Rows
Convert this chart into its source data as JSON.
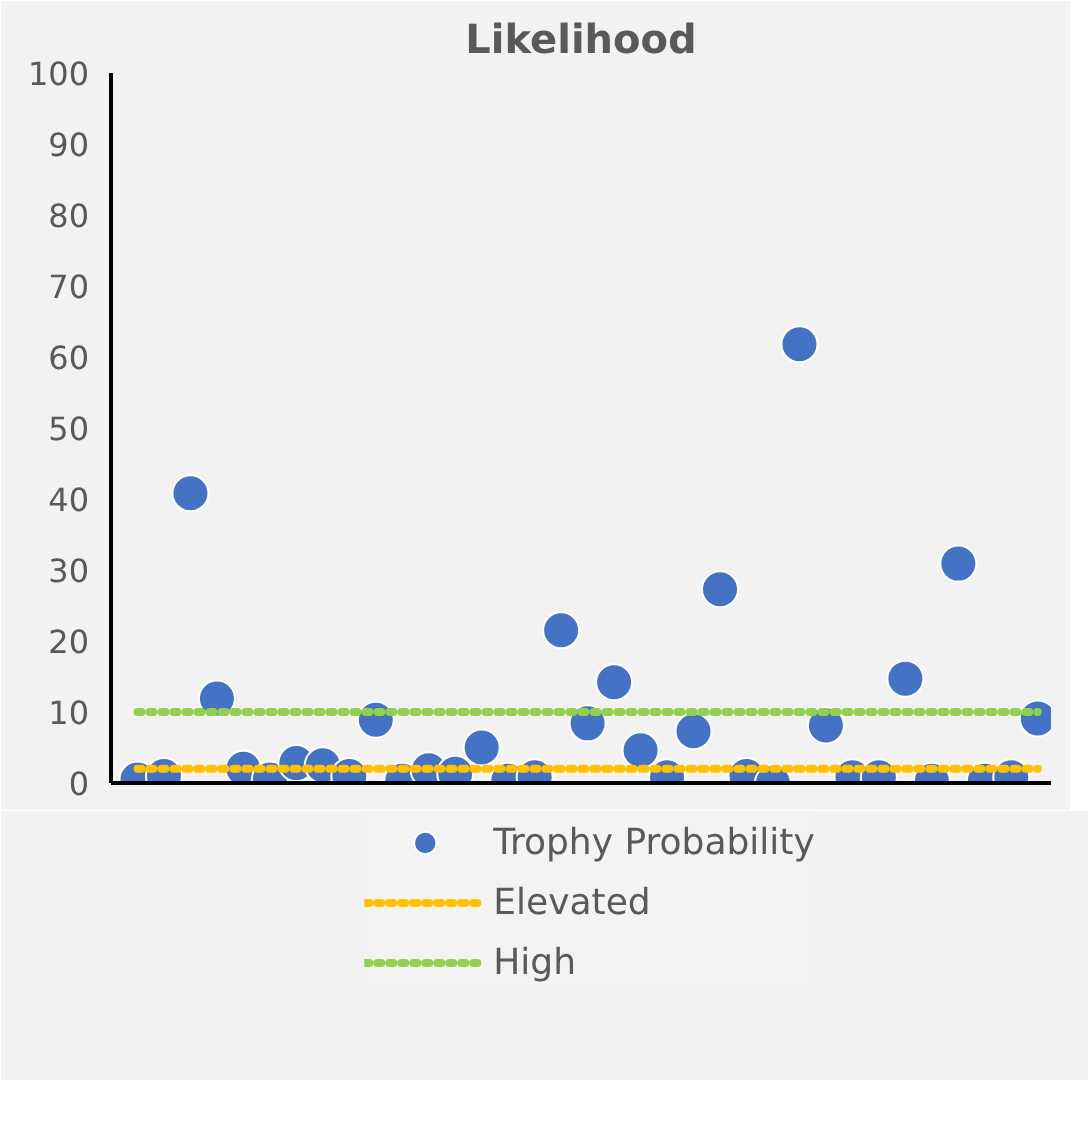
{
  "chart_data": {
    "type": "scatter",
    "title": "Likelihood",
    "categories": [
      null,
      null,
      null,
      null,
      null,
      null,
      null,
      null,
      null,
      null,
      null,
      null,
      null,
      null,
      null,
      null,
      null,
      null,
      null,
      null,
      null,
      null,
      null,
      null,
      null,
      null,
      null,
      null,
      null,
      null,
      null,
      null,
      null,
      null,
      null
    ],
    "series": [
      {
        "name": "Trophy Probability",
        "color": "#4472c4",
        "marker": "circle",
        "values": [
          0.5,
          1,
          40.8,
          11.9,
          2,
          0.5,
          2.8,
          2.5,
          1,
          8.9,
          0.3,
          1.8,
          1.3,
          5,
          0.3,
          0.8,
          21.5,
          8.4,
          14.2,
          4.6,
          0.8,
          7.3,
          27.3,
          1,
          0,
          61.8,
          8.1,
          0.8,
          0.8,
          14.7,
          0.3,
          30.9,
          0.3,
          0.8,
          9.1
        ]
      },
      {
        "name": "Elevated",
        "color": "#ffc000",
        "type": "line",
        "line_style": "dotted",
        "values": [
          2,
          2,
          2,
          2,
          2,
          2,
          2,
          2,
          2,
          2,
          2,
          2,
          2,
          2,
          2,
          2,
          2,
          2,
          2,
          2,
          2,
          2,
          2,
          2,
          2,
          2,
          2,
          2,
          2,
          2,
          2,
          2,
          2,
          2,
          2
        ]
      },
      {
        "name": "High",
        "color": "#92d050",
        "type": "line",
        "line_style": "dotted",
        "values": [
          10,
          10,
          10,
          10,
          10,
          10,
          10,
          10,
          10,
          10,
          10,
          10,
          10,
          10,
          10,
          10,
          10,
          10,
          10,
          10,
          10,
          10,
          10,
          10,
          10,
          10,
          10,
          10,
          10,
          10,
          10,
          10,
          10,
          10,
          10
        ]
      }
    ],
    "ylim": [
      0,
      100
    ],
    "yticks": [
      0,
      10,
      20,
      30,
      40,
      50,
      60,
      70,
      80,
      90,
      100
    ],
    "grid": false,
    "legend": "bottom",
    "tick_labels": "y"
  }
}
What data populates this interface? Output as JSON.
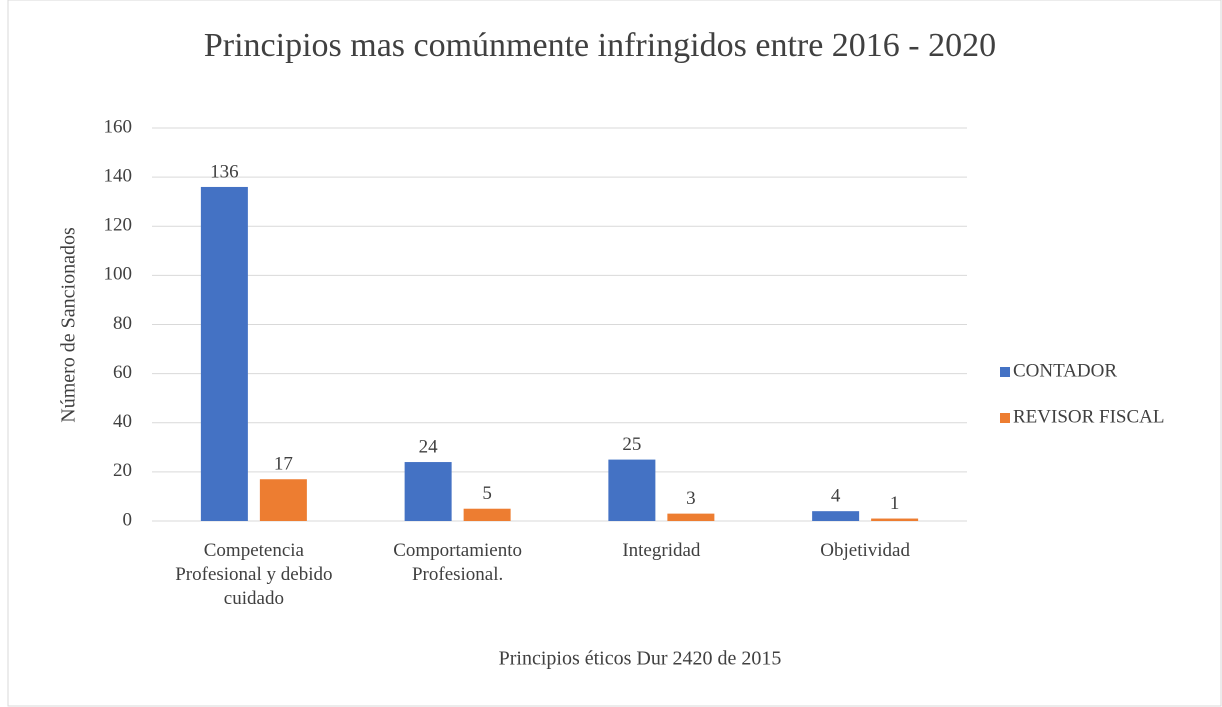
{
  "chart_data": {
    "type": "bar",
    "title": "Principios mas comúnmente infringidos entre 2016 - 2020",
    "x_label": "Principios éticos Dur 2420 de 2015",
    "y_label": "Número de  Sancionados",
    "categories": [
      "Competencia Profesional y debido cuidado",
      "Comportamiento Profesional.",
      "Integridad",
      "Objetividad"
    ],
    "series": [
      {
        "name": "CONTADOR",
        "color": "#4472c4",
        "values": [
          136,
          24,
          25,
          4
        ]
      },
      {
        "name": "REVISOR FISCAL",
        "color": "#ed7d31",
        "values": [
          17,
          5,
          3,
          1
        ]
      }
    ],
    "ylim": [
      0,
      160
    ],
    "yticks": [
      0,
      20,
      40,
      60,
      80,
      100,
      120,
      140,
      160
    ],
    "grid": true,
    "legend": "right"
  }
}
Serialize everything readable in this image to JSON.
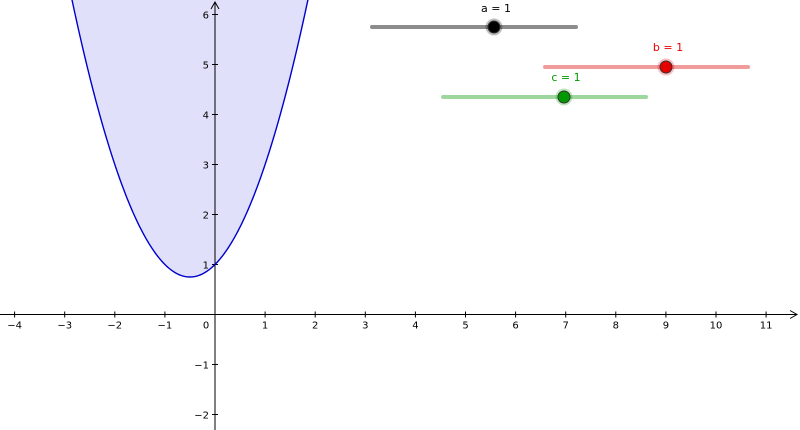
{
  "graphics_view": {
    "x_axis": {
      "range": [
        -4.3,
        11.6
      ],
      "tick_labels": [
        "−4",
        "−3",
        "−2",
        "−1",
        "0",
        "1",
        "2",
        "3",
        "4",
        "5",
        "6",
        "7",
        "8",
        "9",
        "10",
        "11"
      ],
      "tick_values": [
        -4,
        -3,
        -2,
        -1,
        0,
        1,
        2,
        3,
        4,
        5,
        6,
        7,
        8,
        9,
        10,
        11
      ]
    },
    "y_axis": {
      "range": [
        -2.3,
        6.3
      ],
      "tick_labels": [
        "−2",
        "−1",
        "1",
        "2",
        "3",
        "4",
        "5",
        "6"
      ],
      "tick_values": [
        -2,
        -1,
        1,
        2,
        3,
        4,
        5,
        6
      ]
    },
    "function": {
      "formula": "f(x) = a·x² + b·x + c",
      "coefficients": {
        "a": 1,
        "b": 1,
        "c": 1
      },
      "curve_color": "#0000cc",
      "fill_color": "#e0e0fa"
    }
  },
  "sliders": [
    {
      "id": "a",
      "label": "a = 1",
      "value": 1,
      "color": "#000000",
      "track_color": "#8c8c8c",
      "handle_fill": "#000000"
    },
    {
      "id": "b",
      "label": "b = 1",
      "value": 1,
      "color": "#e60000",
      "track_color": "#f29b9b",
      "handle_fill": "#e60000"
    },
    {
      "id": "c",
      "label": "c = 1",
      "value": 1,
      "color": "#009900",
      "track_color": "#9ed79e",
      "handle_fill": "#009900"
    }
  ]
}
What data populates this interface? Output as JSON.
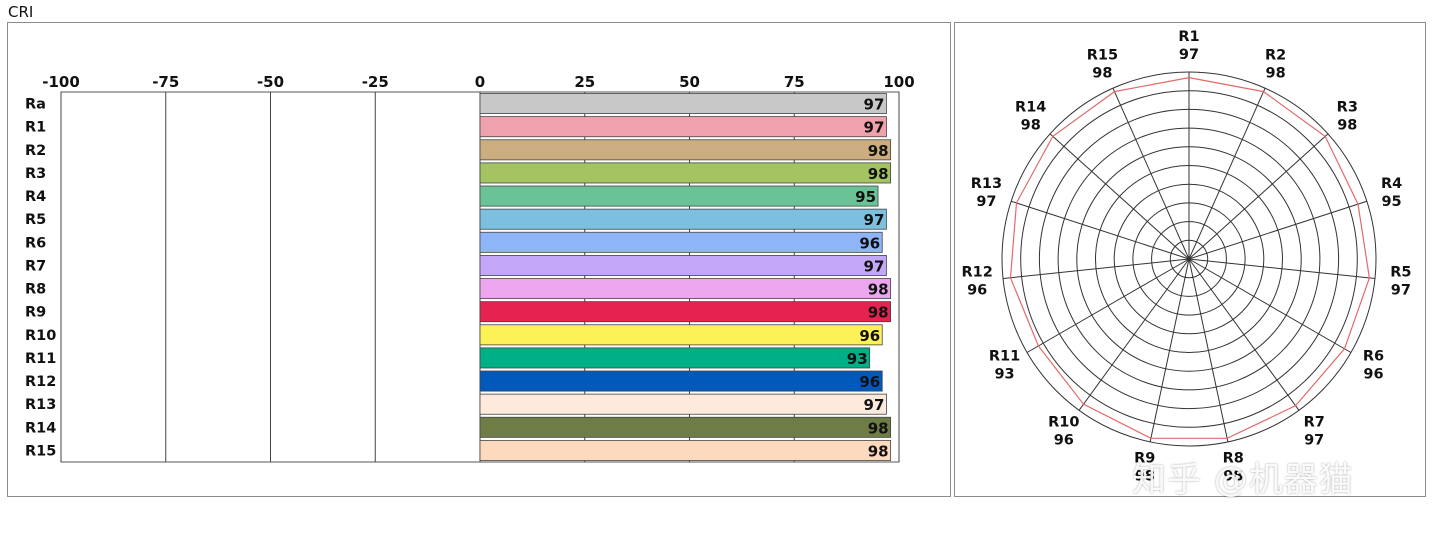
{
  "title": "CRI",
  "watermark": "知乎 @机器猫",
  "chart_data": [
    {
      "type": "bar",
      "orientation": "horizontal",
      "categories": [
        "Ra",
        "R1",
        "R2",
        "R3",
        "R4",
        "R5",
        "R6",
        "R7",
        "R8",
        "R9",
        "R10",
        "R11",
        "R12",
        "R13",
        "R14",
        "R15"
      ],
      "values": [
        97,
        97,
        98,
        98,
        95,
        97,
        96,
        97,
        98,
        98,
        96,
        93,
        96,
        97,
        98,
        98
      ],
      "colors": [
        "#c8c8c8",
        "#eea2ac",
        "#cbad80",
        "#a4c361",
        "#6ac396",
        "#7dbfde",
        "#8fb5f9",
        "#c3a7f8",
        "#eba6ee",
        "#e52250",
        "#fcf257",
        "#00af85",
        "#0059bb",
        "#fee9dd",
        "#6e7c46",
        "#fdd9be"
      ],
      "xlim": [
        -100,
        100
      ],
      "xticks": [
        "-100",
        "-75",
        "-50",
        "-25",
        "0",
        "25",
        "50",
        "75",
        "100"
      ],
      "grid": true,
      "data_labels": true
    },
    {
      "type": "radar",
      "categories": [
        "R1",
        "R2",
        "R3",
        "R4",
        "R5",
        "R6",
        "R7",
        "R8",
        "R9",
        "R10",
        "R11",
        "R12",
        "R13",
        "R14",
        "R15"
      ],
      "values": [
        97,
        98,
        98,
        95,
        97,
        96,
        97,
        98,
        98,
        96,
        93,
        96,
        97,
        98,
        98
      ],
      "rlim": [
        0,
        100
      ],
      "rings": 10,
      "line_color": "#e26a6a"
    }
  ]
}
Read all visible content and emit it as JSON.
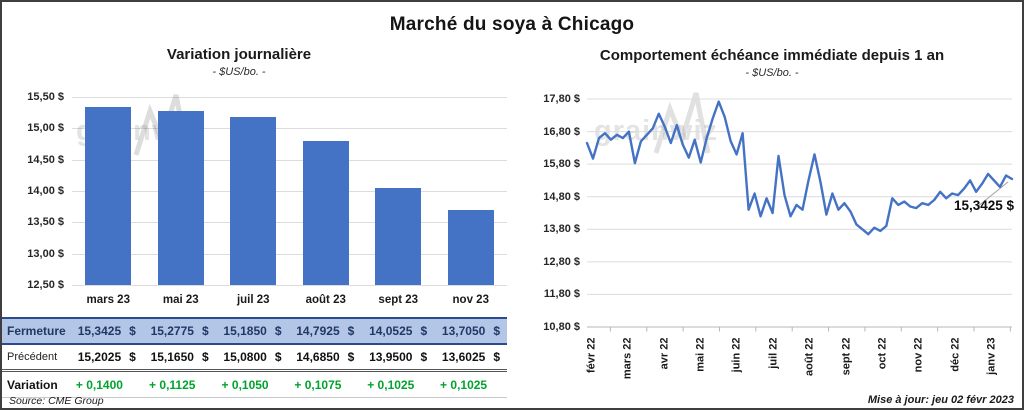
{
  "title": "Marché du soya à Chicago",
  "watermark": "grainwiz",
  "colors": {
    "bar": "#4472C4",
    "line": "#4472C4",
    "gridline": "#dcdcdc",
    "axis": "#b7b7b7",
    "fermeture_bg": "#B4C6E7",
    "fermeture_text": "#1F3864",
    "variation_text": "#00A32E"
  },
  "chart_data": [
    {
      "type": "bar",
      "title": "Variation  journalière",
      "subtitle": "- $US/bo. -",
      "categories": [
        "mars 23",
        "mai 23",
        "juil 23",
        "août 23",
        "sept 23",
        "nov 23"
      ],
      "values": [
        15.3425,
        15.2775,
        15.185,
        14.7925,
        14.0525,
        13.705
      ],
      "xlabel": "",
      "ylabel": "$US/bo.",
      "ylim": [
        12.5,
        15.5
      ],
      "ytick_step": 0.5,
      "ytick_labels": [
        "15,50 $",
        "15,00 $",
        "14,50 $",
        "14,00 $",
        "13,50 $",
        "13,00 $",
        "12,50 $"
      ],
      "grid": true,
      "legend": "none"
    },
    {
      "type": "line",
      "title": "Comportement  échéance immédiate depuis 1 an",
      "subtitle": "- $US/bo. -",
      "x_labels": [
        "févr 22",
        "mars 22",
        "avr 22",
        "mai 22",
        "juin 22",
        "juil 22",
        "août 22",
        "sept 22",
        "oct 22",
        "nov 22",
        "déc 22",
        "janv 23"
      ],
      "ylim": [
        10.8,
        17.8
      ],
      "ytick_step": 1.0,
      "ytick_labels": [
        "17,80 $",
        "16,80 $",
        "15,80 $",
        "14,80 $",
        "13,80 $",
        "12,80 $",
        "11,80 $",
        "10,80 $"
      ],
      "grid": true,
      "legend": "none",
      "last_point_label": "15,3425 $",
      "values": [
        16.45,
        15.97,
        16.6,
        16.75,
        16.55,
        16.7,
        16.6,
        16.8,
        15.83,
        16.5,
        16.7,
        16.9,
        17.35,
        16.95,
        16.45,
        17.0,
        16.4,
        16.0,
        16.55,
        15.85,
        16.6,
        17.2,
        17.72,
        17.25,
        16.5,
        16.1,
        16.75,
        14.4,
        14.9,
        14.2,
        14.75,
        14.3,
        16.05,
        14.85,
        14.2,
        14.55,
        14.4,
        15.3,
        16.1,
        15.25,
        14.25,
        14.9,
        14.4,
        14.6,
        14.35,
        13.95,
        13.8,
        13.65,
        13.85,
        13.75,
        13.9,
        14.75,
        14.55,
        14.65,
        14.5,
        14.45,
        14.6,
        14.55,
        14.7,
        14.95,
        14.75,
        14.9,
        14.85,
        15.05,
        15.3,
        14.95,
        15.2,
        15.5,
        15.3,
        15.1,
        15.45,
        15.3425
      ]
    }
  ],
  "table": {
    "columns": [
      "mars 23",
      "mai 23",
      "juil 23",
      "août 23",
      "sept 23",
      "nov 23"
    ],
    "currency": "$",
    "rows": [
      {
        "label": "Fermeture",
        "style": "fermeture",
        "show_currency": true,
        "values": [
          "15,3425",
          "15,2775",
          "15,1850",
          "14,7925",
          "14,0525",
          "13,7050"
        ]
      },
      {
        "label": "Précédent",
        "style": "precedent",
        "show_currency": true,
        "values": [
          "15,2025",
          "15,1650",
          "15,0800",
          "14,6850",
          "13,9500",
          "13,6025"
        ]
      },
      {
        "label": "Variation",
        "style": "variation",
        "show_currency": false,
        "values": [
          "+ 0,1400",
          "+ 0,1125",
          "+ 0,1050",
          "+ 0,1075",
          "+ 0,1025",
          "+ 0,1025"
        ]
      }
    ]
  },
  "footer": {
    "source": "Source: CME Group",
    "updated": "Mise à jour: jeu 02 févr 2023"
  }
}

Your instructions
Where does the word "févr" appear in the listing? List each line that holds it.

Response
        "févr 22",
    "updated": "Mise à jour: jeu 02 févr 2023"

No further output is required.